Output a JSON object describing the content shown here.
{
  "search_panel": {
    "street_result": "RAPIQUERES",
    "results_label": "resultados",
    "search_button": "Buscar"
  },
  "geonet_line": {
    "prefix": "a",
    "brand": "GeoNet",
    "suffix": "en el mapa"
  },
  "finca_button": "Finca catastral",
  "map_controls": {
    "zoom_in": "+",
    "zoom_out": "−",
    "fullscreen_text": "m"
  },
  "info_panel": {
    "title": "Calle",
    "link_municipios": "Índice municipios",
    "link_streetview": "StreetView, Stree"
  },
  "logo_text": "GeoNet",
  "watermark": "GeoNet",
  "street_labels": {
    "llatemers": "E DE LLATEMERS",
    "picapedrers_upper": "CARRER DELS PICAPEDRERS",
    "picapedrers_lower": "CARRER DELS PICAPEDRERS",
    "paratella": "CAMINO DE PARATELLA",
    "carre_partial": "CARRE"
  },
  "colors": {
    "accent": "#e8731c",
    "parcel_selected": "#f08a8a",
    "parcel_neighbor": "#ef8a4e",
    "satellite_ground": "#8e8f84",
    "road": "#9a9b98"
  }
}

* Aim of the task:
Return the lines above exactly, keeping every word.

* The response:
Output a JSON object describing the content shown here.
{
  "search_panel": {
    "street_result": "RAPIQUERES",
    "results_label": "resultados",
    "search_button": "Buscar"
  },
  "geonet_line": {
    "prefix": "a",
    "brand": "GeoNet",
    "suffix": "en el mapa"
  },
  "finca_button": "Finca catastral",
  "map_controls": {
    "zoom_in": "+",
    "zoom_out": "−",
    "fullscreen_text": "m"
  },
  "info_panel": {
    "title": "Calle",
    "link_municipios": "Índice municipios",
    "link_streetview": "StreetView, Stree"
  },
  "logo_text": "GeoNet",
  "watermark": "GeoNet",
  "street_labels": {
    "llatemers": "E DE LLATEMERS",
    "picapedrers_upper": "CARRER DELS PICAPEDRERS",
    "picapedrers_lower": "CARRER DELS PICAPEDRERS",
    "paratella": "CAMINO DE PARATELLA",
    "carre_partial": "CARRE"
  },
  "colors": {
    "accent": "#e8731c",
    "parcel_selected": "#f08a8a",
    "parcel_neighbor": "#ef8a4e",
    "satellite_ground": "#8e8f84",
    "road": "#9a9b98"
  }
}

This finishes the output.